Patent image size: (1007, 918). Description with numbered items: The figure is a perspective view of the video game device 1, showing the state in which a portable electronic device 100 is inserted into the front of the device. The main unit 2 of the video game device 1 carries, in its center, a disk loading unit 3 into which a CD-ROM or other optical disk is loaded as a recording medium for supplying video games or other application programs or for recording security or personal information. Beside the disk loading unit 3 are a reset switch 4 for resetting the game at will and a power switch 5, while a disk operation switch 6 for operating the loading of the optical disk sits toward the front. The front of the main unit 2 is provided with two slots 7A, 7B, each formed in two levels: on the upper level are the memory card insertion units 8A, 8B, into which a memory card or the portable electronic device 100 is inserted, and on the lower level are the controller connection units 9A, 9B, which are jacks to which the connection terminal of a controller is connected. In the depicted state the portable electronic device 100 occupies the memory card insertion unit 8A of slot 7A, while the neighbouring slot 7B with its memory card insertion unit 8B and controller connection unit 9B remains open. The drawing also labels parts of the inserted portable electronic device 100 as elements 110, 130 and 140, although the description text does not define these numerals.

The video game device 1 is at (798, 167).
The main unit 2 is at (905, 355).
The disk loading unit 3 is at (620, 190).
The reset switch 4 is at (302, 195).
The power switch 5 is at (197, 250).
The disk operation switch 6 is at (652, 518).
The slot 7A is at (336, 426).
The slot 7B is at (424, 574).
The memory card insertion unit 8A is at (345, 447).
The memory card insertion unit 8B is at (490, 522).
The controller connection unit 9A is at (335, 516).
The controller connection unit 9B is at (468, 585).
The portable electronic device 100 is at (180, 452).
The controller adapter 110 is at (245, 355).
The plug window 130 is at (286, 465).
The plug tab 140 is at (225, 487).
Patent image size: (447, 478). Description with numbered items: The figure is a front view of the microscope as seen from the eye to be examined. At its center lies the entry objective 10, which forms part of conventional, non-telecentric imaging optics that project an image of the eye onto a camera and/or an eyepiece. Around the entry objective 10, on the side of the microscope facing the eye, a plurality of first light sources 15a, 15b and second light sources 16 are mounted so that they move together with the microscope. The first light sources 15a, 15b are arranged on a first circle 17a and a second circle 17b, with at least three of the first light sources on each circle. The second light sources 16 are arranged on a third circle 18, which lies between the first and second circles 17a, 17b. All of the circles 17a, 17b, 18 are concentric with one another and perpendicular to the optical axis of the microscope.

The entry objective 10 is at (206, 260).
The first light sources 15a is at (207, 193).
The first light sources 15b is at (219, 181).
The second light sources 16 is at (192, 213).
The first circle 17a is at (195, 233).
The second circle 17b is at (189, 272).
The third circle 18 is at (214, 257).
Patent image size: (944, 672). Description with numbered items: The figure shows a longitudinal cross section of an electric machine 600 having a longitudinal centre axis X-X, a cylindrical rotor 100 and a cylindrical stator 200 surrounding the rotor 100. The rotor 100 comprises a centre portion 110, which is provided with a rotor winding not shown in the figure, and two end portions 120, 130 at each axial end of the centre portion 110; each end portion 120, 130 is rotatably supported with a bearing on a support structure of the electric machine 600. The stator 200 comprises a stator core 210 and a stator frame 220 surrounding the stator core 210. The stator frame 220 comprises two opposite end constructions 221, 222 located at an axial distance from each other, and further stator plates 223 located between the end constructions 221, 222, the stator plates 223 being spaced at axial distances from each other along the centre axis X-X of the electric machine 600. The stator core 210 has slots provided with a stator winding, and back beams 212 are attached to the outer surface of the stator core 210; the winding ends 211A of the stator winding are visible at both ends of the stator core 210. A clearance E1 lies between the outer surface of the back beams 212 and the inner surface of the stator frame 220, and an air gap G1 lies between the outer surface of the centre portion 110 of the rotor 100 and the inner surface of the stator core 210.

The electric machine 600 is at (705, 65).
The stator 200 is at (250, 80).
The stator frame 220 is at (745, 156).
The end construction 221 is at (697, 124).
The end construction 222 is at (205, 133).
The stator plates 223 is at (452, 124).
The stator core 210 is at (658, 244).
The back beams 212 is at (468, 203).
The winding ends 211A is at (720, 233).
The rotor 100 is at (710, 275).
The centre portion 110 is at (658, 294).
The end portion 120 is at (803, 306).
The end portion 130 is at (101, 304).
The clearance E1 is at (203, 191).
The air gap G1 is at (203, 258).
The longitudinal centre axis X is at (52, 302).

→ **Exercise description**
Pick out every line in the records above that contains the word "clearance", counting a match only when the case is the same.

→ **Result**
Patent image size: (944, 672). Description with numbered items: The figure shows a longitudinal cross section of an electric machine 600 having a longitudinal centre axis X-X, a cylindrical rotor 100 and a cylindrical stator 200 surrounding the rotor 100. The rotor 100 comprises a centre portion 110, which is provided with a rotor winding not shown in the figure, and two end portions 120, 130 at each axial end of the centre portion 110; each end portion 120, 130 is rotatably supported with a bearing on a support structure of the electric machine 600. The stator 200 comprises a stator core 210 and a stator frame 220 surrounding the stator core 210. The stator frame 220 comprises two opposite end constructions 221, 222 located at an axial distance from each other, and further stator plates 223 located between the end constructions 221, 222, the stator plates 223 being spaced at axial distances from each other along the centre axis X-X of the electric machine 600. The stator core 210 has slots provided with a stator winding, and back beams 212 are attached to the outer surface of the stator core 210; the winding ends 211A of the stator winding are visible at both ends of the stator core 210. A clearance E1 lies between the outer surface of the back beams 212 and the inner surface of the stator frame 220, and an air gap G1 lies between the outer surface of the centre portion 110 of the rotor 100 and the inner surface of the stator core 210.
The clearance E1 is at (203, 191).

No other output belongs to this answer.